WHAT YOU HAVE TO DO:
Search the material below for the string "Shift" and list each line that holds it.

GIVEN RECORDS:
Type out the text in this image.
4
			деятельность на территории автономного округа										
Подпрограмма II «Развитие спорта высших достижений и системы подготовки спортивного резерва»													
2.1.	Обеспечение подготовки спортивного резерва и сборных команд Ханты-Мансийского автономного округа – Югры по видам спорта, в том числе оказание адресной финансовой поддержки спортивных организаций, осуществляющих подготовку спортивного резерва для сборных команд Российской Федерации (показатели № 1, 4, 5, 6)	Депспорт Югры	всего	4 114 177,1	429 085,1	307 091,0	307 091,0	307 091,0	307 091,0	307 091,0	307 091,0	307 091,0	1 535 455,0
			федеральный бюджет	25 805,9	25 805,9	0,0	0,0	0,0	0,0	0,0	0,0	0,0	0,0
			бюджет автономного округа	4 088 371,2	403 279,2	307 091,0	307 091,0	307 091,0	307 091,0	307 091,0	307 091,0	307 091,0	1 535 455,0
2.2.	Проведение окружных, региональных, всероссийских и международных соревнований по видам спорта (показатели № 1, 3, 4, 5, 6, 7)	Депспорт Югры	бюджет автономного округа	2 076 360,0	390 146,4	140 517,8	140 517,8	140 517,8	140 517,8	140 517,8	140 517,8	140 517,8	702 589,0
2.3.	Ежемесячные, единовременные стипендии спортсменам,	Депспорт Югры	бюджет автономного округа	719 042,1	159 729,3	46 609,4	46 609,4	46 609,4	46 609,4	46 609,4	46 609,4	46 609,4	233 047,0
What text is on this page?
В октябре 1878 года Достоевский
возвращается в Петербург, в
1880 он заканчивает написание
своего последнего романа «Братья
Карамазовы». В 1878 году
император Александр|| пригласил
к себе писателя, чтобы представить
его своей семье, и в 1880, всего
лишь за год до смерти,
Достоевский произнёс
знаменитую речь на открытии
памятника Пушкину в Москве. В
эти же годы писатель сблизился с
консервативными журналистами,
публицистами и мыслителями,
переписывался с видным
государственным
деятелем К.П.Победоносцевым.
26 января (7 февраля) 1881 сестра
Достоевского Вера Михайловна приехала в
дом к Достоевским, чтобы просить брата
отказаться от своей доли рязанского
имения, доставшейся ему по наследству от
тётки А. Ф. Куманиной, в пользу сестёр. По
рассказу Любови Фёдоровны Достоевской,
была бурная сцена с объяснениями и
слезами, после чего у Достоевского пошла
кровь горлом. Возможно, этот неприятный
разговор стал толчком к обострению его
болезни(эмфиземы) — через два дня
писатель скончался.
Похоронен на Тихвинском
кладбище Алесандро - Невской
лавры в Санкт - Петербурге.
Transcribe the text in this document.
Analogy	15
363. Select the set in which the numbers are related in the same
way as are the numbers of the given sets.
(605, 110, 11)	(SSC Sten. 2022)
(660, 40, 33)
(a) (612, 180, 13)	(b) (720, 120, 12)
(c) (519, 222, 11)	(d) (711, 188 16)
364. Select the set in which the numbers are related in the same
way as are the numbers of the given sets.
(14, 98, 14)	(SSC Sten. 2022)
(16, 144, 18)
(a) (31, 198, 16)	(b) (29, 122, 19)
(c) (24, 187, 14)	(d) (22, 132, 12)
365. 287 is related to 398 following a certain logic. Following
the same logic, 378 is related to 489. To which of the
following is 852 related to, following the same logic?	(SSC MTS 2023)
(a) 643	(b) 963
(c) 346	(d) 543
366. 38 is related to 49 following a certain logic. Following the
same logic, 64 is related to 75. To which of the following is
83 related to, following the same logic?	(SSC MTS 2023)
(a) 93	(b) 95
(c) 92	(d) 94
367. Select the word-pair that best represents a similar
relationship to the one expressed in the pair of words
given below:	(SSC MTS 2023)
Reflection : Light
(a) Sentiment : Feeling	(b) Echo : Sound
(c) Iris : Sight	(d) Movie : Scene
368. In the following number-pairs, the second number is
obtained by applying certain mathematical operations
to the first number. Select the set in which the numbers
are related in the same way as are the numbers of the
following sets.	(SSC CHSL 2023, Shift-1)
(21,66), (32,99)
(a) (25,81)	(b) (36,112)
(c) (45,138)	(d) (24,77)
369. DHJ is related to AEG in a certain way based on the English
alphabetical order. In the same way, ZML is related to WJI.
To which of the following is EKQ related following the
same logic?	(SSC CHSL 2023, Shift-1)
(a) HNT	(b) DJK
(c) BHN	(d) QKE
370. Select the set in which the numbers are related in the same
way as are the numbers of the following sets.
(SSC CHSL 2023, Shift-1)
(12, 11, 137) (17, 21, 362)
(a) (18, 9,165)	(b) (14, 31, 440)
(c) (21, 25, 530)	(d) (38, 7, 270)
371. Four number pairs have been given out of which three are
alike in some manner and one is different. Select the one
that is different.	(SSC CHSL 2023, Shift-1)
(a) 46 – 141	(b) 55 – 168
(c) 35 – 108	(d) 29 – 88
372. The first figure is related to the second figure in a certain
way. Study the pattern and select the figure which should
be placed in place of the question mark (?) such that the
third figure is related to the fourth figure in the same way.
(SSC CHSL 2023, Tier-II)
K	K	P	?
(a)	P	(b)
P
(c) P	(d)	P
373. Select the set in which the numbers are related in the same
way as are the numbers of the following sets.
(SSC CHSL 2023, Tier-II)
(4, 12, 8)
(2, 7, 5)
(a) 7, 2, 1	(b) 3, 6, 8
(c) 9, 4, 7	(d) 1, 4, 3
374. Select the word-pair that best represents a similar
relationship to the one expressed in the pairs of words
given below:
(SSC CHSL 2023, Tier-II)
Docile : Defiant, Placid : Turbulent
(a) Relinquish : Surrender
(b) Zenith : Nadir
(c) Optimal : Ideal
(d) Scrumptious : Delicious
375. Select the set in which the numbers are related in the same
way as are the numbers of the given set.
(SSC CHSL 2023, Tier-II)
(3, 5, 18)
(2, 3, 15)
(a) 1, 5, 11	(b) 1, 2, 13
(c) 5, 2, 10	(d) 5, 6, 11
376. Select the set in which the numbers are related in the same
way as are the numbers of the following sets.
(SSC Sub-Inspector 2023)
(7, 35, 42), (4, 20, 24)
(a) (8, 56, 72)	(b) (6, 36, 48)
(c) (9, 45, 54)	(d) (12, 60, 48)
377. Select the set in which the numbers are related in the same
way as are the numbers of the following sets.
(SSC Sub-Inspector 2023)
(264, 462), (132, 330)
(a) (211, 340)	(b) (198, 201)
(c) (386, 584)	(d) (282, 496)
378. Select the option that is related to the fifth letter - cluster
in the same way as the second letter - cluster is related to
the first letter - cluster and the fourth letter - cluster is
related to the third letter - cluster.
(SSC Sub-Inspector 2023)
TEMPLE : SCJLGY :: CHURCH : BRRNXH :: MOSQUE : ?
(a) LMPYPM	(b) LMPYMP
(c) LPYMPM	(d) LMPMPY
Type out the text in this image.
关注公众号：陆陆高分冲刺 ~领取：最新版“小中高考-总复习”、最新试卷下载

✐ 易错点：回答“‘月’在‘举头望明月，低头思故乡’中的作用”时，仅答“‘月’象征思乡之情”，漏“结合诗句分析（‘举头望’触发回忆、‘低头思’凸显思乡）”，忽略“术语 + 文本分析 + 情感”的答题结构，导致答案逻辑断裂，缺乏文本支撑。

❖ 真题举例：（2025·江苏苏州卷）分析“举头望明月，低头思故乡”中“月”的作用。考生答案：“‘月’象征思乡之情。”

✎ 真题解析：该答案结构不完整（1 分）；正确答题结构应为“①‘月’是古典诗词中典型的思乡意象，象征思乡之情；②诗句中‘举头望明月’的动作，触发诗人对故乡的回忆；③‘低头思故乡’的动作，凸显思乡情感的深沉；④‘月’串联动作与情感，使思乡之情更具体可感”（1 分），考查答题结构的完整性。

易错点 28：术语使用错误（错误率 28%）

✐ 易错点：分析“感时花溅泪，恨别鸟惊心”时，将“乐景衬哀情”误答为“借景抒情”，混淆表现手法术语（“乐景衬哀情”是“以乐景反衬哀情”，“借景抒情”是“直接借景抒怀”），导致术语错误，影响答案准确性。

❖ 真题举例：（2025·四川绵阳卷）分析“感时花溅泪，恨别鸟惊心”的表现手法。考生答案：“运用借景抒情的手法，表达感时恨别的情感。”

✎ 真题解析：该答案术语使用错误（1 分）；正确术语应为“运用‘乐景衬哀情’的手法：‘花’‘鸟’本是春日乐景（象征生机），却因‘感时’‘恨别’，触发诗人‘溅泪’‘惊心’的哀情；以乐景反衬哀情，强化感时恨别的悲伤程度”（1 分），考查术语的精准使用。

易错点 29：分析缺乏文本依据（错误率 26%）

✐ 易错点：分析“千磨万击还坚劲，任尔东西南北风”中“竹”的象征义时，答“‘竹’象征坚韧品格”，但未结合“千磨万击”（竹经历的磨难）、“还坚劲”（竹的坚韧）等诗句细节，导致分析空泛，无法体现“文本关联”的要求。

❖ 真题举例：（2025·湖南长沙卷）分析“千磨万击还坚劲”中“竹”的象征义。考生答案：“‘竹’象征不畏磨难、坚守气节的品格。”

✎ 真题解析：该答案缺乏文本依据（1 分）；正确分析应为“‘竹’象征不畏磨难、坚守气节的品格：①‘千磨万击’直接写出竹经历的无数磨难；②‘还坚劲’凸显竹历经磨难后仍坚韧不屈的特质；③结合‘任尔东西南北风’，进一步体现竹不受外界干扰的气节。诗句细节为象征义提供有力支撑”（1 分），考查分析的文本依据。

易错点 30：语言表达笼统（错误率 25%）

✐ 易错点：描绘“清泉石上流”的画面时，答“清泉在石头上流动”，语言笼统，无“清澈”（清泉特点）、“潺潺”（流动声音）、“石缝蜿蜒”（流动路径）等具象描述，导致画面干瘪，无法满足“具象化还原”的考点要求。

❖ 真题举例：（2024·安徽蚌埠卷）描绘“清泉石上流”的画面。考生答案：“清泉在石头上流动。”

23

SOLVED EXERCISE:
following sets.	(SSC CHSL 2023, Shift-1)
same logic?	(SSC CHSL 2023, Shift-1)
(SSC CHSL 2023, Shift-1)
that is different.	(SSC CHSL 2023, Shift-1)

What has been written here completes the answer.